THE TASK — Return the material word for word. Do not include the pictures.
━━ INPUT DATA
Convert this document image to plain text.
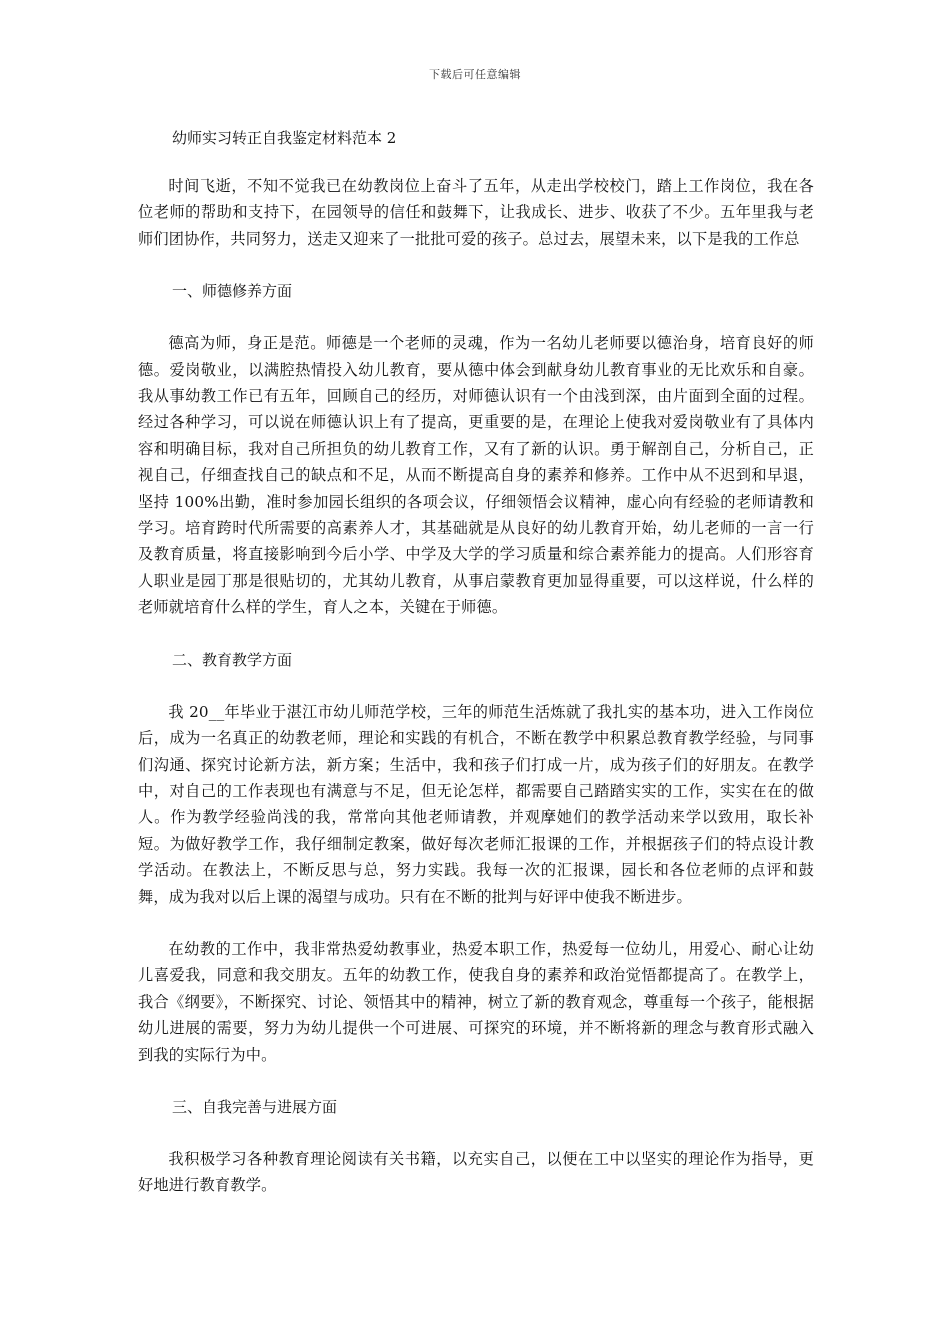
下载后可任意编辑
幼师实习转正自我鉴定材料范本 2

时间飞逝，不知不觉我已在幼教岗位上奋斗了五年，从走出学校校门，踏上工作岗位，我在各位老师的帮助和支持下，在园领导的信任和鼓舞下，让我成长、进步、收获了不少。五年里我与老师们团协作，共同努力，送走又迎来了一批批可爱的孩子。总过去，展望未来，以下是我的工作总

一、师德修养方面

德高为师，身正是范。师德是一个老师的灵魂，作为一名幼儿老师要以德治身，培育良好的师德。爱岗敬业，以满腔热情投入幼儿教育，要从德中体会到献身幼儿教育事业的无比欢乐和自豪。我从事幼教工作已有五年，回顾自己的经历，对师德认识有一个由浅到深，由片面到全面的过程。经过各种学习，可以说在师德认识上有了提高，更重要的是，在理论上使我对爱岗敬业有了具体内容和明确目标，我对自己所担负的幼儿教育工作，又有了新的认识。勇于解剖自己，分析自己，正视自己，仔细查找自己的缺点和不足，从而不断提高自身的素养和修养。工作中从不迟到和早退，坚持 100%出勤，准时参加园长组织的各项会议，仔细领悟会议精神，虚心向有经验的老师请教和学习。培育跨时代所需要的高素养人才，其基础就是从良好的幼儿教育开始，幼儿老师的一言一行及教育质量，将直接影响到今后小学、中学及大学的学习质量和综合素养能力的提高。人们形容育人职业是园丁那是很贴切的，尤其幼儿教育，从事启蒙教育更加显得重要，可以这样说，什么样的老师就培育什么样的学生，育人之本，关键在于师德。

二、教育教学方面

我 20__年毕业于湛江市幼儿师范学校，三年的师范生活炼就了我扎实的基本功，进入工作岗位后，成为一名真正的幼教老师，理论和实践的有机合，不断在教学中积累总教育教学经验，与同事们沟通、探究讨论新方法，新方案；生活中，我和孩子们打成一片，成为孩子们的好朋友。在教学中，对自己的工作表现也有满意与不足，但无论怎样，都需要自己踏踏实实的工作，实实在在的做人。作为教学经验尚浅的我，常常向其他老师请教，并观摩她们的教学活动来学以致用，取长补短。为做好教学工作，我仔细制定教案，做好每次老师汇报课的工作，并根据孩子们的特点设计教学活动。在教法上，不断反思与总，努力实践。我每一次的汇报课，园长和各位老师的点评和鼓舞，成为我对以后上课的渴望与成功。只有在不断的批判与好评中使我不断进步。

在幼教的工作中，我非常热爱幼教事业，热爱本职工作，热爱每一位幼儿，用爱心、耐心让幼儿喜爱我，同意和我交朋友。五年的幼教工作，使我自身的素养和政治觉悟都提高了。在教学上，我合《纲要》，不断探究、讨论、领悟其中的精神，树立了新的教育观念，尊重每一个孩子，能根据幼儿进展的需要，努力为幼儿提供一个可进展、可探究的环境，并不断将新的理念与教育形式融入到我的实际行为中。

三、自我完善与进展方面

我积极学习各种教育理论阅读有关书籍，以充实自己，以便在工中以坚实的理论作为指导，更好地进行教育教学。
━━━━
EXERCISE SOLUTION —
Convert this document image to plain text.
下载后可任意编辑
幼师实习转正自我鉴定材料范本 2

时间飞逝，不知不觉我已在幼教岗位上奋斗了五年，从走出学校校门，踏上工作岗位，我在各位老师的帮助和支持下，在园领导的信任和鼓舞下，让我成长、进步、收获了不少。五年里我与老师们团协作，共同努力，送走又迎来了一批批可爱的孩子。总过去，展望未来，以下是我的工作总

一、师德修养方面

德高为师，身正是范。师德是一个老师的灵魂，作为一名幼儿老师要以德治身，培育良好的师德。爱岗敬业，以满腔热情投入幼儿教育，要从德中体会到献身幼儿教育事业的无比欢乐和自豪。我从事幼教工作已有五年，回顾自己的经历，对师德认识有一个由浅到深，由片面到全面的过程。经过各种学习，可以说在师德认识上有了提高，更重要的是，在理论上使我对爱岗敬业有了具体内容和明确目标，我对自己所担负的幼儿教育工作，又有了新的认识。勇于解剖自己，分析自己，正视自己，仔细查找自己的缺点和不足，从而不断提高自身的素养和修养。工作中从不迟到和早退，坚持 100%出勤，准时参加园长组织的各项会议，仔细领悟会议精神，虚心向有经验的老师请教和学习。培育跨时代所需要的高素养人才，其基础就是从良好的幼儿教育开始，幼儿老师的一言一行及教育质量，将直接影响到今后小学、中学及大学的学习质量和综合素养能力的提高。人们形容育人职业是园丁那是很贴切的，尤其幼儿教育，从事启蒙教育更加显得重要，可以这样说，什么样的老师就培育什么样的学生，育人之本，关键在于师德。

二、教育教学方面

我 20__年毕业于湛江市幼儿师范学校，三年的师范生活炼就了我扎实的基本功，进入工作岗位后，成为一名真正的幼教老师，理论和实践的有机合，不断在教学中积累总教育教学经验，与同事们沟通、探究讨论新方法，新方案；生活中，我和孩子们打成一片，成为孩子们的好朋友。在教学中，对自己的工作表现也有满意与不足，但无论怎样，都需要自己踏踏实实的工作，实实在在的做人。作为教学经验尚浅的我，常常向其他老师请教，并观摩她们的教学活动来学以致用，取长补短。为做好教学工作，我仔细制定教案，做好每次老师汇报课的工作，并根据孩子们的特点设计教学活动。在教法上，不断反思与总，努力实践。我每一次的汇报课，园长和各位老师的点评和鼓舞，成为我对以后上课的渴望与成功。只有在不断的批判与好评中使我不断进步。

在幼教的工作中，我非常热爱幼教事业，热爱本职工作，热爱每一位幼儿，用爱心、耐心让幼儿喜爱我，同意和我交朋友。五年的幼教工作，使我自身的素养和政治觉悟都提高了。在教学上，我合《纲要》，不断探究、讨论、领悟其中的精神，树立了新的教育观念，尊重每一个孩子，能根据幼儿进展的需要，努力为幼儿提供一个可进展、可探究的环境，并不断将新的理念与教育形式融入到我的实际行为中。

三、自我完善与进展方面

我积极学习各种教育理论阅读有关书籍，以充实自己，以便在工中以坚实的理论作为指导，更好地进行教育教学。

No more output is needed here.